Report the count of lines below that include "LEAP", without any other text.

(Saved data entries)
-=-=-=-=-
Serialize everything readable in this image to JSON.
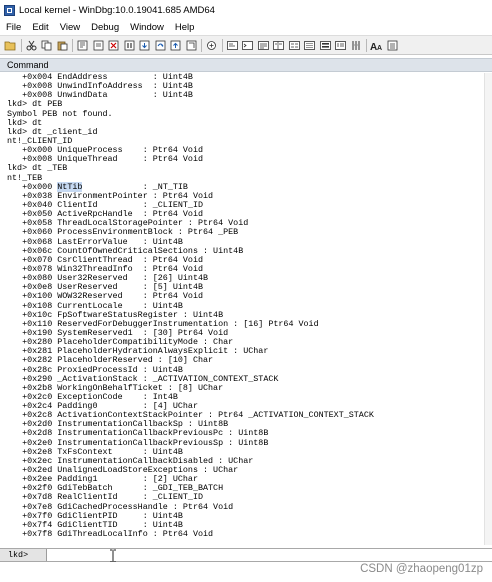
{
  "window": {
    "title": "Local kernel - WinDbg:10.0.19041.685 AMD64"
  },
  "menu": [
    "File",
    "Edit",
    "View",
    "Debug",
    "Window",
    "Help"
  ],
  "toolbar_icons": [
    "open-icon",
    "cut-icon",
    "copy-icon",
    "paste-icon",
    "go-icon",
    "restart-icon",
    "stop-debugging-icon",
    "break-icon",
    "step-into-icon",
    "step-over-icon",
    "step-out-icon",
    "run-to-cursor-icon",
    "source-mode-icon",
    "font-icon",
    "command-window-icon",
    "watch-window-icon",
    "locals-window-icon",
    "registers-window-icon",
    "memory-window-icon",
    "call-stack-icon",
    "disassembly-icon",
    "scratch-pad-icon",
    "font-size-icon",
    "options-icon"
  ],
  "panel": {
    "title": "Command"
  },
  "output_lines": [
    "   +0x004 EndAddress         : Uint4B",
    "   +0x008 UnwindInfoAddress  : Uint4B",
    "   +0x008 UnwindData         : Uint4B",
    "lkd> dt PEB",
    "Symbol PEB not found.",
    "lkd> dt",
    "lkd> dt _client_id",
    "nt!_CLIENT_ID",
    "   +0x000 UniqueProcess    : Ptr64 Void",
    "   +0x008 UniqueThread     : Ptr64 Void",
    "lkd> dt _TEB",
    "nt!_TEB",
    "   +0x000 NtTib            : _NT_TIB",
    "   +0x038 EnvironmentPointer : Ptr64 Void",
    "   +0x040 ClientId         : _CLIENT_ID",
    "   +0x050 ActiveRpcHandle  : Ptr64 Void",
    "   +0x058 ThreadLocalStoragePointer : Ptr64 Void",
    "   +0x060 ProcessEnvironmentBlock : Ptr64 _PEB",
    "   +0x068 LastErrorValue   : Uint4B",
    "   +0x06c CountOfOwnedCriticalSections : Uint4B",
    "   +0x070 CsrClientThread  : Ptr64 Void",
    "   +0x078 Win32ThreadInfo  : Ptr64 Void",
    "   +0x080 User32Reserved   : [26] Uint4B",
    "   +0x0e8 UserReserved     : [5] Uint4B",
    "   +0x100 WOW32Reserved    : Ptr64 Void",
    "   +0x108 CurrentLocale    : Uint4B",
    "   +0x10c FpSoftwareStatusRegister : Uint4B",
    "   +0x110 ReservedForDebuggerInstrumentation : [16] Ptr64 Void",
    "   +0x190 SystemReserved1  : [30] Ptr64 Void",
    "   +0x280 PlaceholderCompatibilityMode : Char",
    "   +0x281 PlaceholderHydrationAlwaysExplicit : UChar",
    "   +0x282 PlaceholderReserved : [10] Char",
    "   +0x28c ProxiedProcessId : Uint4B",
    "   +0x290 _ActivationStack : _ACTIVATION_CONTEXT_STACK",
    "   +0x2b8 WorkingOnBehalfTicket : [8] UChar",
    "   +0x2c0 ExceptionCode    : Int4B",
    "   +0x2c4 Padding0         : [4] UChar",
    "   +0x2c8 ActivationContextStackPointer : Ptr64 _ACTIVATION_CONTEXT_STACK",
    "   +0x2d0 InstrumentationCallbackSp : Uint8B",
    "   +0x2d8 InstrumentationCallbackPreviousPc : Uint8B",
    "   +0x2e0 InstrumentationCallbackPreviousSp : Uint8B",
    "   +0x2e8 TxFsContext      : Uint4B",
    "   +0x2ec InstrumentationCallbackDisabled : UChar",
    "   +0x2ed UnalignedLoadStoreExceptions : UChar",
    "   +0x2ee Padding1         : [2] UChar",
    "   +0x2f0 GdiTebBatch      : _GDI_TEB_BATCH",
    "   +0x7d8 RealClientId     : _CLIENT_ID",
    "   +0x7e8 GdiCachedProcessHandle : Ptr64 Void",
    "   +0x7f0 GdiClientPID     : Uint4B",
    "   +0x7f4 GdiClientTID     : Uint4B",
    "   +0x7f8 GdiThreadLocalInfo : Ptr64 Void"
  ],
  "highlight": {
    "line": 12,
    "text": "NtTib"
  },
  "command": {
    "prompt": "lkd>",
    "value": ""
  },
  "watermark": "CSDN @zhaopeng01zp"
}
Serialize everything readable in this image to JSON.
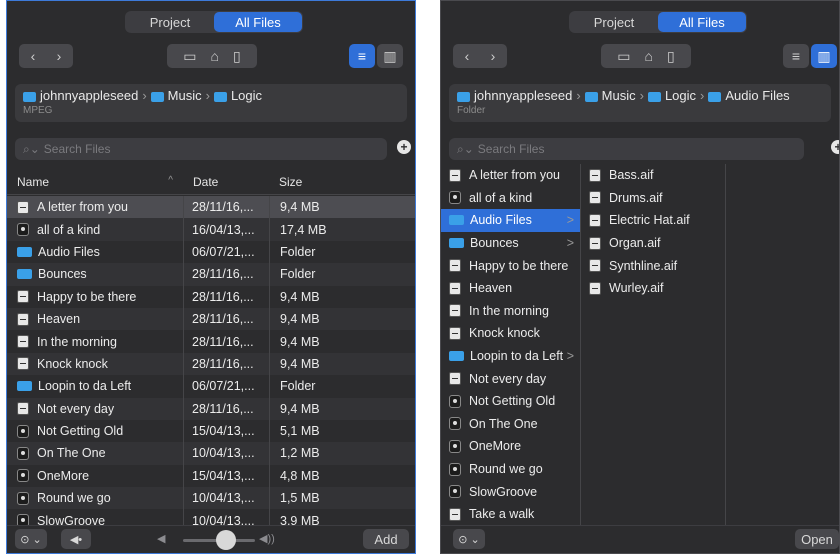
{
  "tabs": {
    "project": "Project",
    "all_files": "All Files"
  },
  "toolbar": {
    "back": "‹",
    "forward": "›",
    "computer_icon": "computer-icon",
    "home_icon": "home-icon",
    "document_icon": "document-icon",
    "list_icon": "list-view-icon",
    "column_icon": "column-view-icon"
  },
  "left": {
    "path": {
      "user": "johnnyappleseed",
      "music": "Music",
      "logic": "Logic"
    },
    "kind": "MPEG",
    "search_placeholder": "Search Files",
    "columns": {
      "name": "Name",
      "date": "Date",
      "size": "Size",
      "sort_indicator": "^"
    },
    "rows": [
      {
        "name": "A letter from you",
        "date": "28/11/16,...",
        "size": "9,4 MB",
        "type": "audio"
      },
      {
        "name": "all of a kind",
        "date": "16/04/13,...",
        "size": "17,4 MB",
        "type": "logic"
      },
      {
        "name": "Audio Files",
        "date": "06/07/21,...",
        "size": "Folder",
        "type": "folder"
      },
      {
        "name": "Bounces",
        "date": "28/11/16,...",
        "size": "Folder",
        "type": "folder"
      },
      {
        "name": "Happy to be there",
        "date": "28/11/16,...",
        "size": "9,4 MB",
        "type": "audio"
      },
      {
        "name": "Heaven",
        "date": "28/11/16,...",
        "size": "9,4 MB",
        "type": "audio"
      },
      {
        "name": "In the morning",
        "date": "28/11/16,...",
        "size": "9,4 MB",
        "type": "audio"
      },
      {
        "name": "Knock knock",
        "date": "28/11/16,...",
        "size": "9,4 MB",
        "type": "audio"
      },
      {
        "name": "Loopin to da Left",
        "date": "06/07/21,...",
        "size": "Folder",
        "type": "folder"
      },
      {
        "name": "Not every day",
        "date": "28/11/16,...",
        "size": "9,4 MB",
        "type": "audio"
      },
      {
        "name": "Not Getting Old",
        "date": "15/04/13,...",
        "size": "5,1 MB",
        "type": "logic"
      },
      {
        "name": "On The One",
        "date": "10/04/13,...",
        "size": "1,2 MB",
        "type": "logic"
      },
      {
        "name": "OneMore",
        "date": "15/04/13,...",
        "size": "4,8 MB",
        "type": "logic"
      },
      {
        "name": "Round we go",
        "date": "10/04/13,...",
        "size": "1,5 MB",
        "type": "logic"
      },
      {
        "name": "SlowGroove",
        "date": "10/04/13,...",
        "size": "3,9 MB",
        "type": "logic"
      }
    ],
    "add_label": "Add",
    "options_label": "⊙ ⌄",
    "play_label": "◀•"
  },
  "right": {
    "path": {
      "user": "johnnyappleseed",
      "music": "Music",
      "logic": "Logic",
      "audio": "Audio Files"
    },
    "kind": "Folder",
    "search_placeholder": "Search Files",
    "col1": [
      {
        "name": "A letter from you",
        "type": "audio"
      },
      {
        "name": "all of a kind",
        "type": "logic"
      },
      {
        "name": "Audio Files",
        "type": "folder",
        "arrow": ">"
      },
      {
        "name": "Bounces",
        "type": "folder",
        "arrow": ">"
      },
      {
        "name": "Happy to be there",
        "type": "audio"
      },
      {
        "name": "Heaven",
        "type": "audio"
      },
      {
        "name": "In the morning",
        "type": "audio"
      },
      {
        "name": "Knock knock",
        "type": "audio"
      },
      {
        "name": "Loopin to da Left",
        "type": "folder",
        "arrow": ">"
      },
      {
        "name": "Not every day",
        "type": "audio"
      },
      {
        "name": "Not Getting Old",
        "type": "logic"
      },
      {
        "name": "On The One",
        "type": "logic"
      },
      {
        "name": "OneMore",
        "type": "logic"
      },
      {
        "name": "Round we go",
        "type": "logic"
      },
      {
        "name": "SlowGroove",
        "type": "logic"
      },
      {
        "name": "Take a walk",
        "type": "audio"
      }
    ],
    "col2": [
      {
        "name": "Bass.aif",
        "type": "audio"
      },
      {
        "name": "Drums.aif",
        "type": "audio"
      },
      {
        "name": "Electric Hat.aif",
        "type": "audio"
      },
      {
        "name": "Organ.aif",
        "type": "audio"
      },
      {
        "name": "Synthline.aif",
        "type": "audio"
      },
      {
        "name": "Wurley.aif",
        "type": "audio"
      }
    ],
    "open_label": "Open",
    "options_label": "⊙ ⌄"
  }
}
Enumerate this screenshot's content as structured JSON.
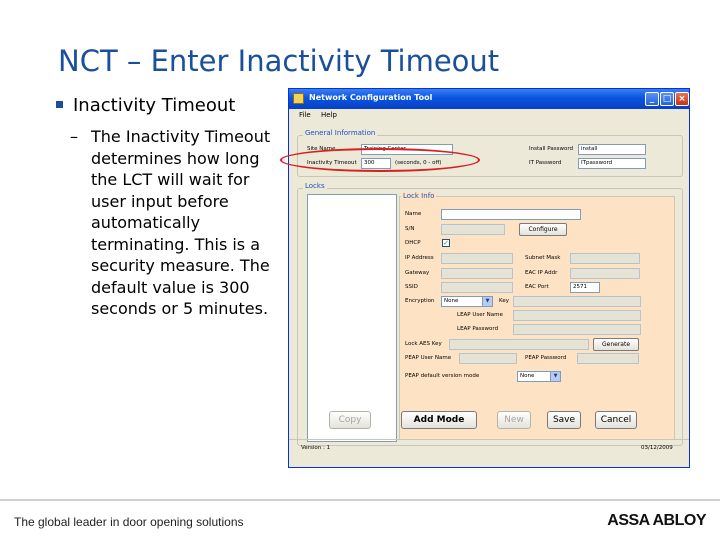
{
  "slide": {
    "title": "NCT – Enter Inactivity Timeout",
    "bullet": "Inactivity Timeout",
    "subbullet_dash": "–",
    "subbullet": "The Inactivity Timeout determines how long the LCT will wait for user input before automatically terminating. This is a security measure. The default value is 300 seconds or 5 minutes."
  },
  "window": {
    "title": "Network Configuration Tool",
    "minimize": "_",
    "maximize": "□",
    "close": "×",
    "menu": [
      "File",
      "Help"
    ],
    "general": {
      "label": "General Information",
      "site_name_label": "Site Name",
      "site_name_value": "Training Center",
      "inactivity_label": "Inactivity Timeout",
      "inactivity_value": "300",
      "inactivity_hint": "(seconds, 0 - off)",
      "install_pw_label": "Install Password",
      "install_pw_value": "install",
      "it_pw_label": "IT Password",
      "it_pw_value": "ITpassword"
    },
    "locks_label": "Locks",
    "lock_info": {
      "label": "Lock Info",
      "name_label": "Name",
      "sn_label": "S/N",
      "configure_button": "Configure",
      "dhcp_label": "DHCP",
      "dhcp_check": "✓",
      "ip_label": "IP Address",
      "subnet_label": "Subnet Mask",
      "gateway_label": "Gateway",
      "eac_ip_label": "EAC IP Addr",
      "ssid_label": "SSID",
      "eac_port_label": "EAC Port",
      "eac_port_value": "2571",
      "encryption_label": "Encryption",
      "encryption_value": "None",
      "key_label": "Key",
      "leap_user_label": "LEAP User Name",
      "leap_pw_label": "LEAP Password",
      "aes_label": "Lock AES Key",
      "generate_button": "Generate",
      "peap_user_label": "PEAP User Name",
      "peap_pw_label": "PEAP Password",
      "peap_ver_label": "PEAP default version mode",
      "peap_ver_value": "None"
    },
    "buttons": {
      "copy": "Copy",
      "add_mode": "Add Mode",
      "new": "New",
      "save": "Save",
      "cancel": "Cancel"
    },
    "status": {
      "version": "Version : 1",
      "date": "03/12/2009"
    }
  },
  "footer": {
    "tagline": "The global leader in door opening solutions",
    "brand": "ASSA ABLOY"
  },
  "colors": {
    "title_blue": "#1a4f9c",
    "highlight_red": "#d9201f",
    "lock_info_bg": "#fde3c3"
  }
}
-=-=-=-=-
The completed task: 2